PROBLEM DESCRIPTION | Copy every line of the entries below word for word, and leave the pictures out.

---- DATA RECORDS

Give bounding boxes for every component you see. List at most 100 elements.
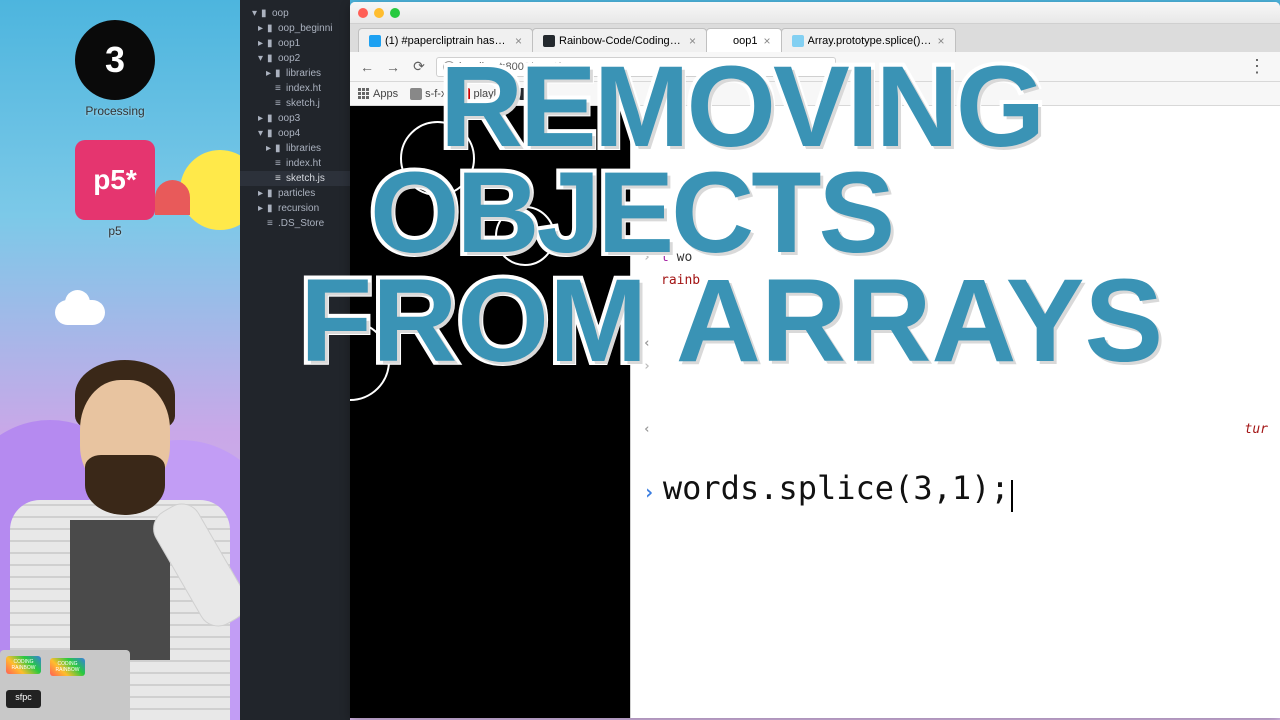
folder-icon: ▮ bbox=[267, 203, 275, 214]
tree-label: .DS_Store bbox=[278, 218, 324, 229]
tree-file[interactable]: ≡.DS_Store bbox=[240, 216, 350, 231]
chevron-left-icon: ‹ bbox=[643, 422, 655, 437]
chevron-right-icon: ▸ bbox=[258, 203, 264, 214]
tree-label: oop2 bbox=[278, 53, 300, 64]
console-line: ‹ tur bbox=[643, 418, 1268, 441]
bookmark-item[interactable]: c bbox=[519, 88, 540, 100]
bookmark-icon bbox=[458, 88, 470, 100]
browser-tab[interactable]: oop1 × bbox=[706, 28, 782, 52]
close-icon[interactable]: × bbox=[763, 34, 770, 48]
tab-title: Array.prototype.splice() - Java bbox=[808, 35, 932, 47]
file-icon: ≡ bbox=[275, 98, 283, 109]
browser-tab[interactable]: Array.prototype.splice() - Java × bbox=[781, 28, 956, 52]
bookmarks-bar: Apps s-f-x playlist c bbox=[350, 82, 1280, 106]
tree-folder[interactable]: ▸▮particles bbox=[240, 186, 350, 201]
tree-root[interactable]: ▾ ▮ oop bbox=[240, 6, 350, 21]
browser-content: › t wo rainb ‹ › ‹ tur › bbox=[350, 106, 1280, 718]
sticker: CODING RAINBOW bbox=[50, 658, 85, 676]
url-bar[interactable]: i localhost:8000/oop4/ bbox=[436, 57, 836, 77]
tree-label: particles bbox=[278, 188, 315, 199]
chevron-right-icon: › bbox=[643, 250, 655, 265]
folder-icon: ▮ bbox=[261, 8, 269, 19]
favicon-icon bbox=[369, 35, 381, 47]
apps-icon bbox=[358, 88, 370, 100]
forward-button[interactable]: → bbox=[384, 58, 402, 76]
bubble-shape bbox=[400, 121, 475, 196]
bookmark-item[interactable]: playlist bbox=[458, 88, 507, 100]
folder-icon: ▮ bbox=[275, 143, 283, 154]
tree-file[interactable]: ≡sketch.js bbox=[240, 171, 350, 186]
browser-tab[interactable]: Rainbow-Code/CodingChallen × bbox=[532, 28, 707, 52]
chevron-right-icon: ▸ bbox=[258, 38, 264, 49]
tree-label: libraries bbox=[286, 68, 321, 79]
bookmark-item[interactable]: s-f-x bbox=[410, 88, 446, 100]
reload-button[interactable]: ⟳ bbox=[410, 58, 428, 76]
tree-folder[interactable]: ▸▮oop_beginni bbox=[240, 21, 350, 36]
desktop-icon-processing[interactable]: 3 Processing bbox=[65, 20, 165, 118]
chevron-down-icon: ▾ bbox=[258, 128, 264, 139]
desktop-icon-p5[interactable]: p5* p5 bbox=[65, 140, 165, 238]
bubble-shape bbox=[350, 321, 390, 401]
file-icon: ≡ bbox=[275, 83, 283, 94]
p5-icon: p5* bbox=[75, 140, 155, 220]
info-icon[interactable]: i bbox=[443, 61, 455, 73]
maximize-icon[interactable] bbox=[390, 8, 400, 18]
console-line: › bbox=[643, 355, 1268, 378]
back-button[interactable]: ← bbox=[358, 58, 376, 76]
tree-label: oop bbox=[272, 8, 289, 19]
tree-folder[interactable]: ▸▮recursion bbox=[240, 201, 350, 216]
close-icon[interactable] bbox=[358, 8, 368, 18]
tree-file[interactable]: ≡index.ht bbox=[240, 156, 350, 171]
tab-title: oop1 bbox=[733, 35, 757, 47]
tree-file[interactable]: ≡index.ht bbox=[240, 81, 350, 96]
console-input-text: words.splice(3,1); bbox=[663, 469, 1010, 507]
cloud-graphic bbox=[55, 300, 105, 325]
folder-icon: ▮ bbox=[275, 68, 283, 79]
console-prompt-icon: › bbox=[643, 480, 655, 504]
tree-folder[interactable]: ▾▮oop2 bbox=[240, 51, 350, 66]
console-body[interactable]: › t wo rainb ‹ › ‹ tur › bbox=[631, 106, 1280, 718]
tree-folder[interactable]: ▸▮oop3 bbox=[240, 111, 350, 126]
favicon-icon bbox=[717, 35, 729, 47]
chevron-right-icon: ▸ bbox=[258, 23, 264, 34]
close-icon[interactable]: × bbox=[515, 34, 522, 48]
close-icon[interactable]: × bbox=[689, 34, 696, 48]
minimize-icon[interactable] bbox=[374, 8, 384, 18]
window-titlebar bbox=[350, 2, 1280, 24]
chevron-right-icon: ▸ bbox=[266, 143, 272, 154]
sticker: CODING RAINBOW bbox=[6, 656, 41, 674]
chevron-down-icon: ▾ bbox=[252, 8, 258, 19]
menu-icon[interactable]: ⋮ bbox=[1242, 56, 1272, 77]
bookmark-item[interactable]: Apps bbox=[358, 88, 398, 100]
tree-label: libraries bbox=[286, 143, 321, 154]
chevron-right-icon: ▸ bbox=[258, 113, 264, 124]
chevron-right-icon: › bbox=[643, 359, 655, 374]
folder-icon: ▮ bbox=[267, 53, 275, 64]
nav-bar: ← → ⟳ i localhost:8000/oop4/ ⋮ bbox=[350, 52, 1280, 82]
bookmark-icon bbox=[410, 88, 422, 100]
devtools-panel: › t wo rainb ‹ › ‹ tur › bbox=[630, 106, 1280, 718]
tab-title: Rainbow-Code/CodingChallen bbox=[559, 35, 683, 47]
tree-label: oop4 bbox=[278, 128, 300, 139]
tree-file[interactable]: ≡sketch.j bbox=[240, 96, 350, 111]
tree-label: oop1 bbox=[278, 38, 300, 49]
tree-folder[interactable]: ▸▮libraries bbox=[240, 66, 350, 81]
browser-tab[interactable]: (1) #papercliptrain hashtag on× bbox=[358, 28, 533, 52]
bubble-shape bbox=[495, 206, 555, 266]
tree-folder[interactable]: ▸▮oop1 bbox=[240, 36, 350, 51]
bookmark-label: playlist bbox=[473, 88, 507, 100]
console-input-line[interactable]: › words.splice(3,1); bbox=[643, 461, 1268, 512]
tree-folder[interactable]: ▾▮oop4 bbox=[240, 126, 350, 141]
close-icon[interactable]: × bbox=[937, 34, 944, 48]
sticker: sfpc bbox=[6, 690, 41, 708]
console-line: › t wo bbox=[643, 246, 1268, 269]
laptop: CODING RAINBOW CODING RAINBOW sfpc bbox=[0, 650, 130, 720]
presenter-figure: CODING RAINBOW CODING RAINBOW sfpc bbox=[0, 340, 240, 720]
favicon-icon bbox=[792, 35, 804, 47]
p5-canvas[interactable] bbox=[350, 106, 630, 718]
tree-label: sketch.j bbox=[286, 98, 320, 109]
file-icon: ≡ bbox=[275, 173, 283, 184]
tree-folder[interactable]: ▸▮libraries bbox=[240, 141, 350, 156]
url-text: localhost:8000/oop4/ bbox=[459, 61, 561, 73]
file-icon: ≡ bbox=[267, 218, 275, 229]
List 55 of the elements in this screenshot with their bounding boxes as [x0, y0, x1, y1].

--------

EXERCISE SOLUTION |
Give bounding boxes for every component you see. List at most 100 elements.
folder-icon: ▮ bbox=[267, 203, 275, 214]
tree-label: .DS_Store bbox=[278, 218, 324, 229]
tree-file[interactable]: ≡.DS_Store bbox=[240, 216, 350, 231]
chevron-left-icon: ‹ bbox=[643, 422, 655, 437]
chevron-right-icon: ▸ bbox=[258, 203, 264, 214]
tree-label: oop2 bbox=[278, 53, 300, 64]
console-line: ‹ tur bbox=[643, 418, 1268, 441]
bookmark-item[interactable]: c bbox=[519, 88, 540, 100]
bookmark-icon bbox=[458, 88, 470, 100]
browser-tab[interactable]: oop1 × bbox=[706, 28, 782, 52]
close-icon[interactable]: × bbox=[763, 34, 770, 48]
tab-title: Array.prototype.splice() - Java bbox=[808, 35, 932, 47]
file-icon: ≡ bbox=[275, 98, 283, 109]
browser-tab[interactable]: Array.prototype.splice() - Java × bbox=[781, 28, 956, 52]
bookmarks-bar: Apps s-f-x playlist c bbox=[350, 82, 1280, 106]
tree-folder[interactable]: ▸▮particles bbox=[240, 186, 350, 201]
tree-root[interactable]: ▾ ▮ oop bbox=[240, 6, 350, 21]
browser-content: › t wo rainb ‹ › ‹ tur › bbox=[350, 106, 1280, 718]
sticker: CODING RAINBOW bbox=[50, 658, 85, 676]
url-bar[interactable]: i localhost:8000/oop4/ bbox=[436, 57, 836, 77]
tree-label: particles bbox=[278, 188, 315, 199]
chevron-right-icon: › bbox=[643, 250, 655, 265]
folder-icon: ▮ bbox=[261, 8, 269, 19]
favicon-icon bbox=[369, 35, 381, 47]
apps-icon bbox=[358, 88, 370, 100]
forward-button[interactable]: → bbox=[384, 58, 402, 76]
bubble-shape bbox=[400, 121, 475, 196]
bookmark-item[interactable]: playlist bbox=[458, 88, 507, 100]
folder-icon: ▮ bbox=[275, 143, 283, 154]
tree-file[interactable]: ≡sketch.js bbox=[240, 171, 350, 186]
browser-tab[interactable]: Rainbow-Code/CodingChallen × bbox=[532, 28, 707, 52]
chevron-right-icon: ▸ bbox=[258, 38, 264, 49]
tree-label: libraries bbox=[286, 68, 321, 79]
bookmark-item[interactable]: s-f-x bbox=[410, 88, 446, 100]
reload-button[interactable]: ⟳ bbox=[410, 58, 428, 76]
tree-folder[interactable]: ▸▮oop_beginni bbox=[240, 21, 350, 36]
desktop-icon-processing[interactable]: 3 Processing bbox=[65, 20, 165, 118]
chevron-down-icon: ▾ bbox=[258, 128, 264, 139]
desktop-icon-p5[interactable]: p5* p5 bbox=[65, 140, 165, 238]
bubble-shape bbox=[350, 321, 390, 401]
file-icon: ≡ bbox=[275, 83, 283, 94]
p5-icon: p5* bbox=[75, 140, 155, 220]
info-icon[interactable]: i bbox=[443, 61, 455, 73]
maximize-icon[interactable] bbox=[390, 8, 400, 18]
console-line: › bbox=[643, 355, 1268, 378]
back-button[interactable]: ← bbox=[358, 58, 376, 76]
tree-label: oop bbox=[272, 8, 289, 19]
tree-folder[interactable]: ▸▮recursion bbox=[240, 201, 350, 216]
close-icon[interactable] bbox=[358, 8, 368, 18]
tree-file[interactable]: ≡index.ht bbox=[240, 156, 350, 171]
tab-title: oop1 bbox=[733, 35, 757, 47]
tree-file[interactable]: ≡index.ht bbox=[240, 81, 350, 96]
console-input-text: words.splice(3,1); bbox=[663, 469, 1010, 507]
cloud-graphic bbox=[55, 300, 105, 325]
folder-icon: ▮ bbox=[275, 68, 283, 79]
console-prompt-icon: › bbox=[643, 480, 655, 504]
tree-folder[interactable]: ▾▮oop2 bbox=[240, 51, 350, 66]
console-body[interactable]: › t wo rainb ‹ › ‹ tur › bbox=[631, 106, 1280, 718]
tree-folder[interactable]: ▸▮oop3 bbox=[240, 111, 350, 126]
favicon-icon bbox=[717, 35, 729, 47]
chevron-right-icon: ▸ bbox=[258, 23, 264, 34]
close-icon[interactable]: × bbox=[515, 34, 522, 48]
close-icon[interactable]: × bbox=[689, 34, 696, 48]
minimize-icon[interactable] bbox=[374, 8, 384, 18]
window-titlebar bbox=[350, 2, 1280, 24]
chevron-right-icon: ▸ bbox=[266, 143, 272, 154]
sticker: CODING RAINBOW bbox=[6, 656, 41, 674]
chevron-down-icon: ▾ bbox=[252, 8, 258, 19]
menu-icon[interactable]: ⋮ bbox=[1242, 56, 1272, 77]
bookmark-item[interactable]: Apps bbox=[358, 88, 398, 100]
tree-label: libraries bbox=[286, 143, 321, 154]
chevron-right-icon: ▸ bbox=[258, 113, 264, 124]
chevron-right-icon: › bbox=[643, 359, 655, 374]
folder-icon: ▮ bbox=[267, 53, 275, 64]
nav-bar: ← → ⟳ i localhost:8000/oop4/ ⋮ bbox=[350, 52, 1280, 82]
bookmark-icon bbox=[410, 88, 422, 100]
devtools-panel: › t wo rainb ‹ › ‹ tur › bbox=[630, 106, 1280, 718]
tab-title: Rainbow-Code/CodingChallen bbox=[559, 35, 683, 47]
tree-label: oop4 bbox=[278, 128, 300, 139]
tree-file[interactable]: ≡sketch.j bbox=[240, 96, 350, 111]
tree-label: oop1 bbox=[278, 38, 300, 49]
tree-folder[interactable]: ▸▮libraries bbox=[240, 66, 350, 81]
browser-tab[interactable]: (1) #papercliptrain hashtag on× bbox=[358, 28, 533, 52]
bubble-shape bbox=[495, 206, 555, 266]
tree-folder[interactable]: ▸▮oop1 bbox=[240, 36, 350, 51]
bookmark-label: playlist bbox=[473, 88, 507, 100]
console-input-line[interactable]: › words.splice(3,1); bbox=[643, 461, 1268, 512]
tree-folder[interactable]: ▾▮oop4 bbox=[240, 126, 350, 141]
close-icon[interactable]: × bbox=[937, 34, 944, 48]
sticker: sfpc bbox=[6, 690, 41, 708]
console-line: › t wo bbox=[643, 246, 1268, 269]
laptop: CODING RAINBOW CODING RAINBOW sfpc bbox=[0, 650, 130, 720]
presenter-figure: CODING RAINBOW CODING RAINBOW sfpc bbox=[0, 340, 240, 720]
favicon-icon bbox=[792, 35, 804, 47]
p5-canvas[interactable] bbox=[350, 106, 630, 718]
tree-label: sketch.j bbox=[286, 98, 320, 109]
file-icon: ≡ bbox=[275, 173, 283, 184]
tree-folder[interactable]: ▸▮libraries bbox=[240, 141, 350, 156]
url-text: localhost:8000/oop4/ bbox=[459, 61, 561, 73]
file-icon: ≡ bbox=[267, 218, 275, 229]
List 55 of the elements in this screenshot with their bounding boxes as [x0, y0, x1, y1].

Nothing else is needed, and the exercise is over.